• [Exercise objective] Drop the pictures from the entries below, then reproduce the rest exactly.

• [Data provided]
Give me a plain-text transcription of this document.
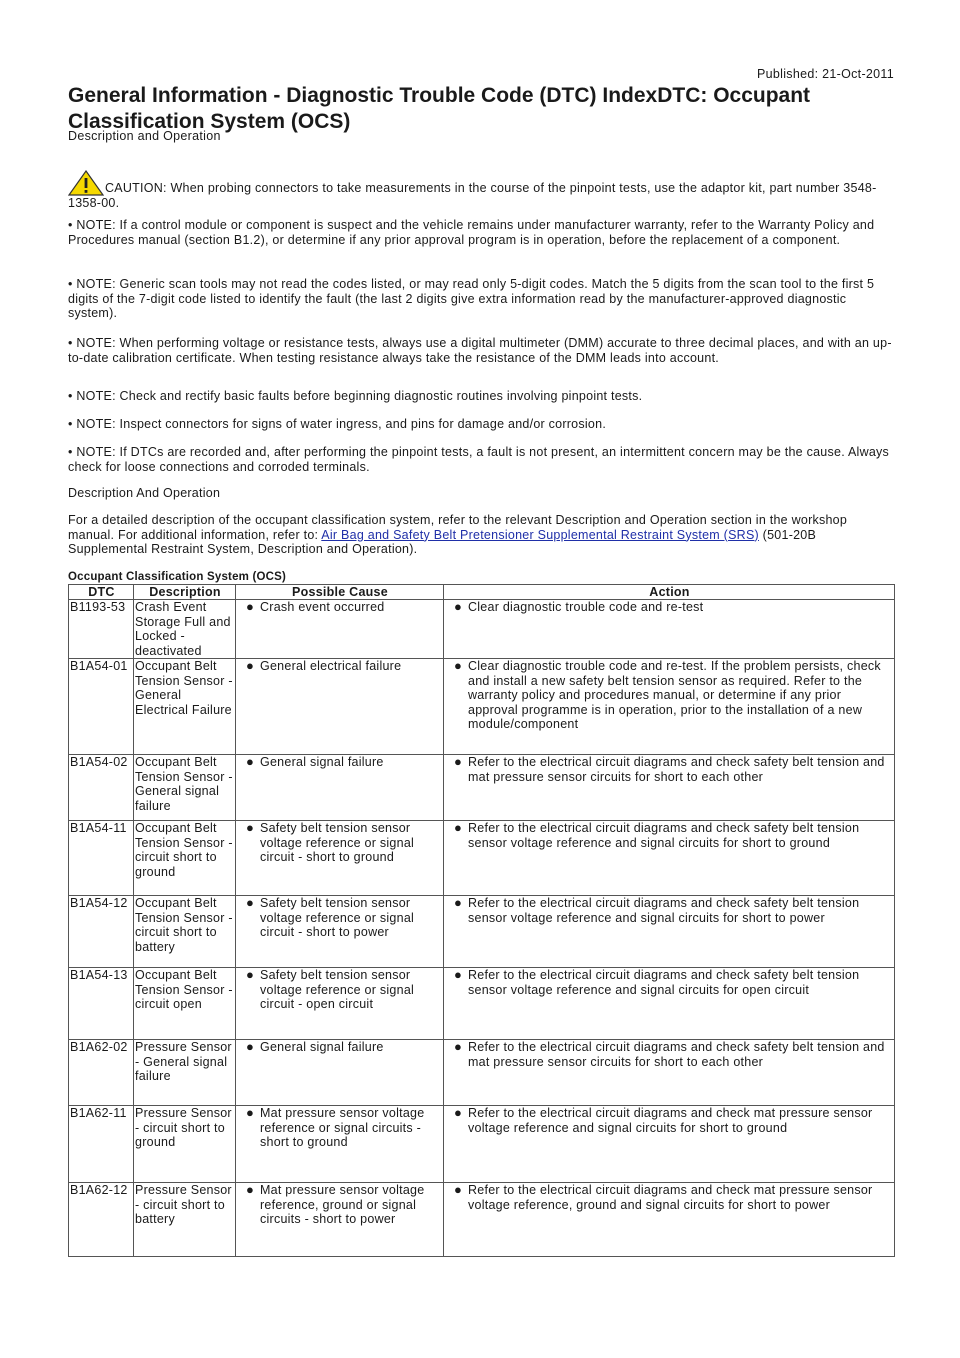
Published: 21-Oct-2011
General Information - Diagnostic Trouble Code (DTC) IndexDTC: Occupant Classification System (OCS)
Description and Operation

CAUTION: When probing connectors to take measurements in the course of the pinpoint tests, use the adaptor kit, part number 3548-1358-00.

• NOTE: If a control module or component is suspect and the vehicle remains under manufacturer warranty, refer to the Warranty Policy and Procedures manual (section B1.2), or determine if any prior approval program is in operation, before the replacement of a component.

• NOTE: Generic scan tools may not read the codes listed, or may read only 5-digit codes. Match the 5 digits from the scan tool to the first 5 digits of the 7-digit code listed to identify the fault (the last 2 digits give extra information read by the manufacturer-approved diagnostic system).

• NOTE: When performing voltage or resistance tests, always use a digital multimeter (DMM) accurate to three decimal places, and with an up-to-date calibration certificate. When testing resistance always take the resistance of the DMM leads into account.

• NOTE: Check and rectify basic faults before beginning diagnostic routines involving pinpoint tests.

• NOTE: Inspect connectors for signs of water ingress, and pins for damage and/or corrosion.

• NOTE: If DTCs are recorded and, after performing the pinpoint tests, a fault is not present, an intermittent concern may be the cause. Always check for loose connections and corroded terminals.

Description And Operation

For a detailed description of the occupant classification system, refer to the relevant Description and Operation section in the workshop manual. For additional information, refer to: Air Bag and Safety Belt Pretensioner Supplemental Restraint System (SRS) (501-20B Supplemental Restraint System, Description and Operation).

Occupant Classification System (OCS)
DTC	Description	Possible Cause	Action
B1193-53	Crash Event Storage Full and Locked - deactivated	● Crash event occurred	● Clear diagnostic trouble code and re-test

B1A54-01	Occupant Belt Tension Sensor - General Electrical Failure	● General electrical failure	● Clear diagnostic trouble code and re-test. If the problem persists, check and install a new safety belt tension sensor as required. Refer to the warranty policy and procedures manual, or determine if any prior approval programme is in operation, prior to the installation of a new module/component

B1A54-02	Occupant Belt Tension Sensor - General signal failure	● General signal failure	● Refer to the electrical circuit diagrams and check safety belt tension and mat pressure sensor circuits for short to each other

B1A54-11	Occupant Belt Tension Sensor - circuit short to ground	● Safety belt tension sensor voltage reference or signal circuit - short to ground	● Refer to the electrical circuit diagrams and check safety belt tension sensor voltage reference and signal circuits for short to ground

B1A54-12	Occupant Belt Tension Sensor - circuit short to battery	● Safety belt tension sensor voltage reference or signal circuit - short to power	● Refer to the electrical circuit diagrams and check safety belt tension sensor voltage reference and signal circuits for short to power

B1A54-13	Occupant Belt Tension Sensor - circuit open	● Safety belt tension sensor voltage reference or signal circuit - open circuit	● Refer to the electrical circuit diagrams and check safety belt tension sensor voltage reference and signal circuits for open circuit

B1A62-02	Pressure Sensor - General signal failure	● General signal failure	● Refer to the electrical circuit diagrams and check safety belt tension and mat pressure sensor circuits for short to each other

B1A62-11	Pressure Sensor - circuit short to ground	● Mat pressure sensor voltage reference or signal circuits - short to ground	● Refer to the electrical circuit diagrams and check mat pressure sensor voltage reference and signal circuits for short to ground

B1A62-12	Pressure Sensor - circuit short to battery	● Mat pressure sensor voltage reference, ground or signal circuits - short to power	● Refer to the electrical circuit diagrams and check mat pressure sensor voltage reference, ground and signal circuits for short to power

• [Written answer]
Give me a plain-text transcription of this document.
Published: 21-Oct-2011
General Information - Diagnostic Trouble Code (DTC) IndexDTC: Occupant Classification System (OCS)
Description and Operation

CAUTION: When probing connectors to take measurements in the course of the pinpoint tests, use the adaptor kit, part number 3548-1358-00.

• NOTE: If a control module or component is suspect and the vehicle remains under manufacturer warranty, refer to the Warranty Policy and Procedures manual (section B1.2), or determine if any prior approval program is in operation, before the replacement of a component.

• NOTE: Generic scan tools may not read the codes listed, or may read only 5-digit codes. Match the 5 digits from the scan tool to the first 5 digits of the 7-digit code listed to identify the fault (the last 2 digits give extra information read by the manufacturer-approved diagnostic system).

• NOTE: When performing voltage or resistance tests, always use a digital multimeter (DMM) accurate to three decimal places, and with an up-to-date calibration certificate. When testing resistance always take the resistance of the DMM leads into account.

• NOTE: Check and rectify basic faults before beginning diagnostic routines involving pinpoint tests.

• NOTE: Inspect connectors for signs of water ingress, and pins for damage and/or corrosion.

• NOTE: If DTCs are recorded and, after performing the pinpoint tests, a fault is not present, an intermittent concern may be the cause. Always check for loose connections and corroded terminals.

Description And Operation

For a detailed description of the occupant classification system, refer to the relevant Description and Operation section in the workshop manual. For additional information, refer to: Air Bag and Safety Belt Pretensioner Supplemental Restraint System (SRS) (501-20B Supplemental Restraint System, Description and Operation).

Occupant Classification System (OCS)
DTC	Description	Possible Cause	Action
B1193-53	Crash Event Storage Full and Locked - deactivated	● Crash event occurred	● Clear diagnostic trouble code and re-test

B1A54-01	Occupant Belt Tension Sensor - General Electrical Failure	● General electrical failure	● Clear diagnostic trouble code and re-test. If the problem persists, check and install a new safety belt tension sensor as required. Refer to the warranty policy and procedures manual, or determine if any prior approval programme is in operation, prior to the installation of a new module/component

B1A54-02	Occupant Belt Tension Sensor - General signal failure	● General signal failure	● Refer to the electrical circuit diagrams and check safety belt tension and mat pressure sensor circuits for short to each other

B1A54-11	Occupant Belt Tension Sensor - circuit short to ground	● Safety belt tension sensor voltage reference or signal circuit - short to ground	● Refer to the electrical circuit diagrams and check safety belt tension sensor voltage reference and signal circuits for short to ground

B1A54-12	Occupant Belt Tension Sensor - circuit short to battery	● Safety belt tension sensor voltage reference or signal circuit - short to power	● Refer to the electrical circuit diagrams and check safety belt tension sensor voltage reference and signal circuits for short to power

B1A54-13	Occupant Belt Tension Sensor - circuit open	● Safety belt tension sensor voltage reference or signal circuit - open circuit	● Refer to the electrical circuit diagrams and check safety belt tension sensor voltage reference and signal circuits for open circuit

B1A62-02	Pressure Sensor - General signal failure	● General signal failure	● Refer to the electrical circuit diagrams and check safety belt tension and mat pressure sensor circuits for short to each other

B1A62-11	Pressure Sensor - circuit short to ground	● Mat pressure sensor voltage reference or signal circuits - short to ground	● Refer to the electrical circuit diagrams and check mat pressure sensor voltage reference and signal circuits for short to ground

B1A62-12	Pressure Sensor - circuit short to battery	● Mat pressure sensor voltage reference, ground or signal circuits - short to power	● Refer to the electrical circuit diagrams and check mat pressure sensor voltage reference, ground and signal circuits for short to power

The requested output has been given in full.